◆ DO THIS:
Every line that holds "screenshot" should be shown.

** Begin DATA PROVIDED **

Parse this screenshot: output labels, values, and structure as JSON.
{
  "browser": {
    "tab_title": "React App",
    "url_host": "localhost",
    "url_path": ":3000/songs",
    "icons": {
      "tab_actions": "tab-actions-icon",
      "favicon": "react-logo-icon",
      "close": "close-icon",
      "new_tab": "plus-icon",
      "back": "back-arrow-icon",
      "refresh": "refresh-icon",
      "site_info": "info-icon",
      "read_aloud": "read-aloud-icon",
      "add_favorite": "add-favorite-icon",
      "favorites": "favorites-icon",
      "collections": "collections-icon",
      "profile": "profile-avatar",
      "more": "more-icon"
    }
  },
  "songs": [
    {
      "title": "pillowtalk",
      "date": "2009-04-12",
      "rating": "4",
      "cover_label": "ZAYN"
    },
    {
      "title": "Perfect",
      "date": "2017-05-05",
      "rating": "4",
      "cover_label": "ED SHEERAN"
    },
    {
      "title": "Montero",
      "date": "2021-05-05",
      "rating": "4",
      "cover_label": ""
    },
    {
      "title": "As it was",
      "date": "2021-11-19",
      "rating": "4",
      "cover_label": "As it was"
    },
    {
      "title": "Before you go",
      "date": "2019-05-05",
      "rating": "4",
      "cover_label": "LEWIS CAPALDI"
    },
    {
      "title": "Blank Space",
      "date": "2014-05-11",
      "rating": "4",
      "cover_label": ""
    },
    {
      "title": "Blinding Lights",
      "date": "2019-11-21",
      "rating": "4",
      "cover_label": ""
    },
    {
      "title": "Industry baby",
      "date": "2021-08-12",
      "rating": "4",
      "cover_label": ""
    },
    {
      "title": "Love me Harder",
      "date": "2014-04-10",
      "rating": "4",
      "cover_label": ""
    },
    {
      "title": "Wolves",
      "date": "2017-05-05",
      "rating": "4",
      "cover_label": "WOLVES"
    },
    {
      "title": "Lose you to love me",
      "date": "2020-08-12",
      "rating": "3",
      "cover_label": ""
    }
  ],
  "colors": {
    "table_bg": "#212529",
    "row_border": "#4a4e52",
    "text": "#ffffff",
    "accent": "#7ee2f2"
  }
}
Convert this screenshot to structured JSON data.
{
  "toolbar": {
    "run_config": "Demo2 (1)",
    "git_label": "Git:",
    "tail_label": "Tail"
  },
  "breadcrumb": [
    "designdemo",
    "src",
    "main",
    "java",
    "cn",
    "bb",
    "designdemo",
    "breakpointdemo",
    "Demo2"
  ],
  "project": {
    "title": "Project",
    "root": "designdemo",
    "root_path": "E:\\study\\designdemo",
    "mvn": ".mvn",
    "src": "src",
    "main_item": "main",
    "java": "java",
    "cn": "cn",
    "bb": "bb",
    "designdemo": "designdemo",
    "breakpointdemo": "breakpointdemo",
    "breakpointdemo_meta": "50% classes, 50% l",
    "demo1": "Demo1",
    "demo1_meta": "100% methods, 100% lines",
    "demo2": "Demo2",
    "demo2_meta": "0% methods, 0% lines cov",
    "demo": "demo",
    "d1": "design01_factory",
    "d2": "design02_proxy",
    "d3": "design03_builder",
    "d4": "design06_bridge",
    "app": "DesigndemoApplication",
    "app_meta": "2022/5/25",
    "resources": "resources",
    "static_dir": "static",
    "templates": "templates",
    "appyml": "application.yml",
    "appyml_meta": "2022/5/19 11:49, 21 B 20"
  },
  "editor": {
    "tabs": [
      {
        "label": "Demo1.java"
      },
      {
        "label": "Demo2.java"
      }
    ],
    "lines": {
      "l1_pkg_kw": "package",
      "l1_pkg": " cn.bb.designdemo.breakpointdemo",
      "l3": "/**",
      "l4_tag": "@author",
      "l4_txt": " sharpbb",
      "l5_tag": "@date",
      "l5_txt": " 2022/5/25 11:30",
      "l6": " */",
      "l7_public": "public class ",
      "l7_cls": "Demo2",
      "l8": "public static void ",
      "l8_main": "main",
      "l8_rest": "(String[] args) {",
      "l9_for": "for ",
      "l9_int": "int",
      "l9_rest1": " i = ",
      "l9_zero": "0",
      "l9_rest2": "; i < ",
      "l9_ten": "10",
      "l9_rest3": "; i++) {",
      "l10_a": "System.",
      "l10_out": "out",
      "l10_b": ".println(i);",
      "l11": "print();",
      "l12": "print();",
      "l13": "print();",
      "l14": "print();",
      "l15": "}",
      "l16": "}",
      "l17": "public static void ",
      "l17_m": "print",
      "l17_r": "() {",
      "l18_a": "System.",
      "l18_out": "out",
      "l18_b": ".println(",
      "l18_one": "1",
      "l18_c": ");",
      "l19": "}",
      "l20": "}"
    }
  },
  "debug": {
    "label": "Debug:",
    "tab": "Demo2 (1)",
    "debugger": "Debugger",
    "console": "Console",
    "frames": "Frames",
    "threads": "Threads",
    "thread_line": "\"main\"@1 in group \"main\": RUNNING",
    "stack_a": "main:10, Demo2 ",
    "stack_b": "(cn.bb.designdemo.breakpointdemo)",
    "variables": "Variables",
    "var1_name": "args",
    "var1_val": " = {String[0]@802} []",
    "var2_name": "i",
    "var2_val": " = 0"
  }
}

** End DATA PROVIDED **
** Begin DATA PROVIDED **

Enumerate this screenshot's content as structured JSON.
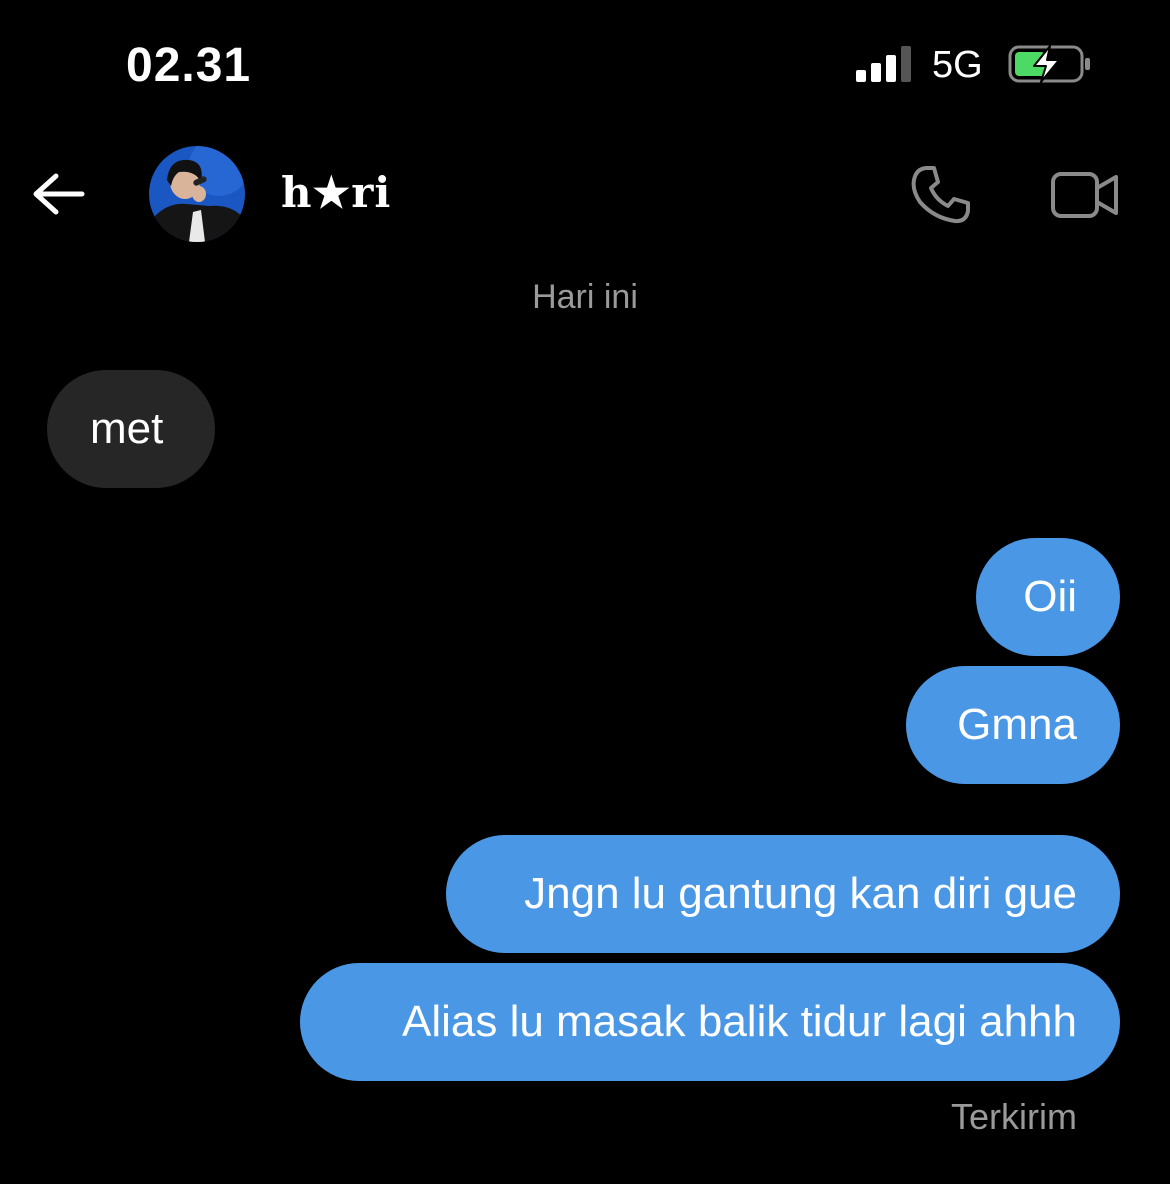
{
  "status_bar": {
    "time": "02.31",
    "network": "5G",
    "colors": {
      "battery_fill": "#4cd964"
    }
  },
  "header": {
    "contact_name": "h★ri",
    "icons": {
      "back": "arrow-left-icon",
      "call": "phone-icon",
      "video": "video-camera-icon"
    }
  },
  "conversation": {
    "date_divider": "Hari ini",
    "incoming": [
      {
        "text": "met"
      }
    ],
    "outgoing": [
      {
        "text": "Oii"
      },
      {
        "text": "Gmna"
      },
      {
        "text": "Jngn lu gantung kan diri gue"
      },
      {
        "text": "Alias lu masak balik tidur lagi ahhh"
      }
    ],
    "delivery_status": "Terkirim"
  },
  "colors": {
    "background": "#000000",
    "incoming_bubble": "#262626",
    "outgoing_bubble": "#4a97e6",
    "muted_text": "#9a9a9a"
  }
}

** End DATA PROVIDED **

◆ TASK RESPONSE:
Parse this screenshot: output labels, values, and structure as JSON.
Convert this screenshot to structured JSON data.
Enumerate this screenshot's content as structured JSON.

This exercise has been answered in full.